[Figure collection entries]
-- start --
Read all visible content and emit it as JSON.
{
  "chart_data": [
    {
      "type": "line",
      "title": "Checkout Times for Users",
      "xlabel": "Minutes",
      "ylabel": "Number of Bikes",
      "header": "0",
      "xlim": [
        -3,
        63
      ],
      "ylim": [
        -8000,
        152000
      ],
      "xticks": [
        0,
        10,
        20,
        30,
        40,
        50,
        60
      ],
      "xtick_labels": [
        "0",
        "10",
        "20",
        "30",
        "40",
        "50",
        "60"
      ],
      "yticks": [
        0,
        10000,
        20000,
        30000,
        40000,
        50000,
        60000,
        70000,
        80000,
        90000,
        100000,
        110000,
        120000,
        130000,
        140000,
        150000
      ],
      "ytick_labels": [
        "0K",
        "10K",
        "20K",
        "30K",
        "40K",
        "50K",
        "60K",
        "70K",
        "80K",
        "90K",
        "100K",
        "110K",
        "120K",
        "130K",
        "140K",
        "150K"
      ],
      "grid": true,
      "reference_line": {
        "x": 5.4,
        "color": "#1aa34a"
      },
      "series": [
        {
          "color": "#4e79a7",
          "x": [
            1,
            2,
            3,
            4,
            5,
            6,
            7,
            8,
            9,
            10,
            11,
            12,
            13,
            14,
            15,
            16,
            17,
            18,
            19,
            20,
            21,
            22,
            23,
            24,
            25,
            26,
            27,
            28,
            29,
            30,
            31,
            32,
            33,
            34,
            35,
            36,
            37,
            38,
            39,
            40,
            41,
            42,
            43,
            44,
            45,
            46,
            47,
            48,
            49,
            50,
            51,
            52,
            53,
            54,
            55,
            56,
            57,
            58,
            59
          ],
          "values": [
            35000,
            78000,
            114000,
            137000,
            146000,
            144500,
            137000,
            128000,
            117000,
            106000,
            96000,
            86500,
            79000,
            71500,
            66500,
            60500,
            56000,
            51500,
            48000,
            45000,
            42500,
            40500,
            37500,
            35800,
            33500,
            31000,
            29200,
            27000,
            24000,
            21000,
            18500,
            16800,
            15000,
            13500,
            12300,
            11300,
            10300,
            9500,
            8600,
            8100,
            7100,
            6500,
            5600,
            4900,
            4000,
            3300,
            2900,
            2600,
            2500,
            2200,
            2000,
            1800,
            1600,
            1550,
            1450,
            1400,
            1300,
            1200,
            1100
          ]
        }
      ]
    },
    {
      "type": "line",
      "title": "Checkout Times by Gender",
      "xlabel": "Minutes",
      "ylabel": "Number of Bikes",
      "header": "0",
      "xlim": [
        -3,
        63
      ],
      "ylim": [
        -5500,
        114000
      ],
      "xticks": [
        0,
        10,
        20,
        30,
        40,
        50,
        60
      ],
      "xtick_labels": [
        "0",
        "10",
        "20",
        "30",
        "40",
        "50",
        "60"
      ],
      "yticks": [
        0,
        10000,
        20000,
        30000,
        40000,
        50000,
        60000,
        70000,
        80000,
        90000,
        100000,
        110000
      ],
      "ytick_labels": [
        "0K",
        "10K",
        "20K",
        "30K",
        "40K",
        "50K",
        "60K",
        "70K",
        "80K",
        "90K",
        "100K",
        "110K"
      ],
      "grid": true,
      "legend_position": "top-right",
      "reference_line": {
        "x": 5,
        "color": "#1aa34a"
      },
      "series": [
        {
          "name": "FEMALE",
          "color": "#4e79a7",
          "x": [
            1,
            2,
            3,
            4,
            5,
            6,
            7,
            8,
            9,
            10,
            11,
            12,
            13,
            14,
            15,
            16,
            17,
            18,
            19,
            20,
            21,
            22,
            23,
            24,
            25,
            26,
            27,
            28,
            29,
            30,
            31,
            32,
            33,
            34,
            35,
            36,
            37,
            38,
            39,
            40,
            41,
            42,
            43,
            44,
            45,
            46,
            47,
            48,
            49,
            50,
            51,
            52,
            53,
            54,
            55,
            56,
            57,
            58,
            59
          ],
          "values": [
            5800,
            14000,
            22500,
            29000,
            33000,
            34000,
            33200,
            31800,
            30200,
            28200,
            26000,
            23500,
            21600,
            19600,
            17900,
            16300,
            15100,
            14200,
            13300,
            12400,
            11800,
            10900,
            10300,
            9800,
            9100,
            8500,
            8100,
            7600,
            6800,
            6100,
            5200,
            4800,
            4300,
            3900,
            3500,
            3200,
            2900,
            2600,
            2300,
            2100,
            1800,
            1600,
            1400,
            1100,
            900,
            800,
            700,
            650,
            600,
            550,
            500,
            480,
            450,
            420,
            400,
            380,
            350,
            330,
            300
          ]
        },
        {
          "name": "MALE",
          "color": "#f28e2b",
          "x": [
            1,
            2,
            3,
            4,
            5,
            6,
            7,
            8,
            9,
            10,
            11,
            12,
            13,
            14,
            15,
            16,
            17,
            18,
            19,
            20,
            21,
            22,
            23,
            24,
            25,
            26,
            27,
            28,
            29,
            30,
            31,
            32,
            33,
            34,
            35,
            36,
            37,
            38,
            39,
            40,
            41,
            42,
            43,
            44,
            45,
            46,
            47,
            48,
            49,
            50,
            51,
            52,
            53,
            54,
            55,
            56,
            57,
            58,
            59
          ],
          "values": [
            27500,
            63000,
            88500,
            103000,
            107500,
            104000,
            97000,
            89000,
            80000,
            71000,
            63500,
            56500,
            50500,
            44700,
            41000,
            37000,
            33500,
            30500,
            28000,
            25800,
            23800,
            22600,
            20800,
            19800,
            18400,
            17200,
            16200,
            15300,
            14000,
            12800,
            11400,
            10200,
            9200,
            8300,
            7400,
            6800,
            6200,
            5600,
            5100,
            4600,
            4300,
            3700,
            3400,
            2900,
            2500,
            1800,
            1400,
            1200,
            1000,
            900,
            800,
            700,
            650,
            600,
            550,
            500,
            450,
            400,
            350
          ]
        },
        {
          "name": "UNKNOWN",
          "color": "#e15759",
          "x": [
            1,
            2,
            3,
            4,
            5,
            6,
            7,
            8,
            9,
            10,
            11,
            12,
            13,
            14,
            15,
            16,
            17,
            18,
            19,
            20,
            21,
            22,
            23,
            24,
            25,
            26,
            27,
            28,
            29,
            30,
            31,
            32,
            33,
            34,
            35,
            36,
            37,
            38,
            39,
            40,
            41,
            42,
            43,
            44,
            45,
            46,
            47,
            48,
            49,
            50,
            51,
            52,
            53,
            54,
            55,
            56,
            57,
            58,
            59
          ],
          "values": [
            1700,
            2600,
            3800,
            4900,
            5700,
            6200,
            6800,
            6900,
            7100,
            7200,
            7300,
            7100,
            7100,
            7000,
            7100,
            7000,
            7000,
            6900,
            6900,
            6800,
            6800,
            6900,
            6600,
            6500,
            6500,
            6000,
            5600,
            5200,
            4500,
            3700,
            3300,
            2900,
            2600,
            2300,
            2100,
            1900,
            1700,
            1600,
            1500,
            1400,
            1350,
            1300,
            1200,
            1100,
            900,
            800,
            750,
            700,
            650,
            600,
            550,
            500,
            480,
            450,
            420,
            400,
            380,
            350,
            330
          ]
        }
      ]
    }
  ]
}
-- end --
*What the task asks*.
From the first line to the last, please quote the material above exactly.

*Full solution*.
Read all visible content and emit it as JSON.
{
  "chart_data": [
    {
      "type": "line",
      "title": "Checkout Times for Users",
      "xlabel": "Minutes",
      "ylabel": "Number of Bikes",
      "header": "0",
      "xlim": [
        -3,
        63
      ],
      "ylim": [
        -8000,
        152000
      ],
      "xticks": [
        0,
        10,
        20,
        30,
        40,
        50,
        60
      ],
      "xtick_labels": [
        "0",
        "10",
        "20",
        "30",
        "40",
        "50",
        "60"
      ],
      "yticks": [
        0,
        10000,
        20000,
        30000,
        40000,
        50000,
        60000,
        70000,
        80000,
        90000,
        100000,
        110000,
        120000,
        130000,
        140000,
        150000
      ],
      "ytick_labels": [
        "0K",
        "10K",
        "20K",
        "30K",
        "40K",
        "50K",
        "60K",
        "70K",
        "80K",
        "90K",
        "100K",
        "110K",
        "120K",
        "130K",
        "140K",
        "150K"
      ],
      "grid": true,
      "reference_line": {
        "x": 5.4,
        "color": "#1aa34a"
      },
      "series": [
        {
          "color": "#4e79a7",
          "x": [
            1,
            2,
            3,
            4,
            5,
            6,
            7,
            8,
            9,
            10,
            11,
            12,
            13,
            14,
            15,
            16,
            17,
            18,
            19,
            20,
            21,
            22,
            23,
            24,
            25,
            26,
            27,
            28,
            29,
            30,
            31,
            32,
            33,
            34,
            35,
            36,
            37,
            38,
            39,
            40,
            41,
            42,
            43,
            44,
            45,
            46,
            47,
            48,
            49,
            50,
            51,
            52,
            53,
            54,
            55,
            56,
            57,
            58,
            59
          ],
          "values": [
            35000,
            78000,
            114000,
            137000,
            146000,
            144500,
            137000,
            128000,
            117000,
            106000,
            96000,
            86500,
            79000,
            71500,
            66500,
            60500,
            56000,
            51500,
            48000,
            45000,
            42500,
            40500,
            37500,
            35800,
            33500,
            31000,
            29200,
            27000,
            24000,
            21000,
            18500,
            16800,
            15000,
            13500,
            12300,
            11300,
            10300,
            9500,
            8600,
            8100,
            7100,
            6500,
            5600,
            4900,
            4000,
            3300,
            2900,
            2600,
            2500,
            2200,
            2000,
            1800,
            1600,
            1550,
            1450,
            1400,
            1300,
            1200,
            1100
          ]
        }
      ]
    },
    {
      "type": "line",
      "title": "Checkout Times by Gender",
      "xlabel": "Minutes",
      "ylabel": "Number of Bikes",
      "header": "0",
      "xlim": [
        -3,
        63
      ],
      "ylim": [
        -5500,
        114000
      ],
      "xticks": [
        0,
        10,
        20,
        30,
        40,
        50,
        60
      ],
      "xtick_labels": [
        "0",
        "10",
        "20",
        "30",
        "40",
        "50",
        "60"
      ],
      "yticks": [
        0,
        10000,
        20000,
        30000,
        40000,
        50000,
        60000,
        70000,
        80000,
        90000,
        100000,
        110000
      ],
      "ytick_labels": [
        "0K",
        "10K",
        "20K",
        "30K",
        "40K",
        "50K",
        "60K",
        "70K",
        "80K",
        "90K",
        "100K",
        "110K"
      ],
      "grid": true,
      "legend_position": "top-right",
      "reference_line": {
        "x": 5,
        "color": "#1aa34a"
      },
      "series": [
        {
          "name": "FEMALE",
          "color": "#4e79a7",
          "x": [
            1,
            2,
            3,
            4,
            5,
            6,
            7,
            8,
            9,
            10,
            11,
            12,
            13,
            14,
            15,
            16,
            17,
            18,
            19,
            20,
            21,
            22,
            23,
            24,
            25,
            26,
            27,
            28,
            29,
            30,
            31,
            32,
            33,
            34,
            35,
            36,
            37,
            38,
            39,
            40,
            41,
            42,
            43,
            44,
            45,
            46,
            47,
            48,
            49,
            50,
            51,
            52,
            53,
            54,
            55,
            56,
            57,
            58,
            59
          ],
          "values": [
            5800,
            14000,
            22500,
            29000,
            33000,
            34000,
            33200,
            31800,
            30200,
            28200,
            26000,
            23500,
            21600,
            19600,
            17900,
            16300,
            15100,
            14200,
            13300,
            12400,
            11800,
            10900,
            10300,
            9800,
            9100,
            8500,
            8100,
            7600,
            6800,
            6100,
            5200,
            4800,
            4300,
            3900,
            3500,
            3200,
            2900,
            2600,
            2300,
            2100,
            1800,
            1600,
            1400,
            1100,
            900,
            800,
            700,
            650,
            600,
            550,
            500,
            480,
            450,
            420,
            400,
            380,
            350,
            330,
            300
          ]
        },
        {
          "name": "MALE",
          "color": "#f28e2b",
          "x": [
            1,
            2,
            3,
            4,
            5,
            6,
            7,
            8,
            9,
            10,
            11,
            12,
            13,
            14,
            15,
            16,
            17,
            18,
            19,
            20,
            21,
            22,
            23,
            24,
            25,
            26,
            27,
            28,
            29,
            30,
            31,
            32,
            33,
            34,
            35,
            36,
            37,
            38,
            39,
            40,
            41,
            42,
            43,
            44,
            45,
            46,
            47,
            48,
            49,
            50,
            51,
            52,
            53,
            54,
            55,
            56,
            57,
            58,
            59
          ],
          "values": [
            27500,
            63000,
            88500,
            103000,
            107500,
            104000,
            97000,
            89000,
            80000,
            71000,
            63500,
            56500,
            50500,
            44700,
            41000,
            37000,
            33500,
            30500,
            28000,
            25800,
            23800,
            22600,
            20800,
            19800,
            18400,
            17200,
            16200,
            15300,
            14000,
            12800,
            11400,
            10200,
            9200,
            8300,
            7400,
            6800,
            6200,
            5600,
            5100,
            4600,
            4300,
            3700,
            3400,
            2900,
            2500,
            1800,
            1400,
            1200,
            1000,
            900,
            800,
            700,
            650,
            600,
            550,
            500,
            450,
            400,
            350
          ]
        },
        {
          "name": "UNKNOWN",
          "color": "#e15759",
          "x": [
            1,
            2,
            3,
            4,
            5,
            6,
            7,
            8,
            9,
            10,
            11,
            12,
            13,
            14,
            15,
            16,
            17,
            18,
            19,
            20,
            21,
            22,
            23,
            24,
            25,
            26,
            27,
            28,
            29,
            30,
            31,
            32,
            33,
            34,
            35,
            36,
            37,
            38,
            39,
            40,
            41,
            42,
            43,
            44,
            45,
            46,
            47,
            48,
            49,
            50,
            51,
            52,
            53,
            54,
            55,
            56,
            57,
            58,
            59
          ],
          "values": [
            1700,
            2600,
            3800,
            4900,
            5700,
            6200,
            6800,
            6900,
            7100,
            7200,
            7300,
            7100,
            7100,
            7000,
            7100,
            7000,
            7000,
            6900,
            6900,
            6800,
            6800,
            6900,
            6600,
            6500,
            6500,
            6000,
            5600,
            5200,
            4500,
            3700,
            3300,
            2900,
            2600,
            2300,
            2100,
            1900,
            1700,
            1600,
            1500,
            1400,
            1350,
            1300,
            1200,
            1100,
            900,
            800,
            750,
            700,
            650,
            600,
            550,
            500,
            480,
            450,
            420,
            400,
            380,
            350,
            330
          ]
        }
      ]
    }
  ]
}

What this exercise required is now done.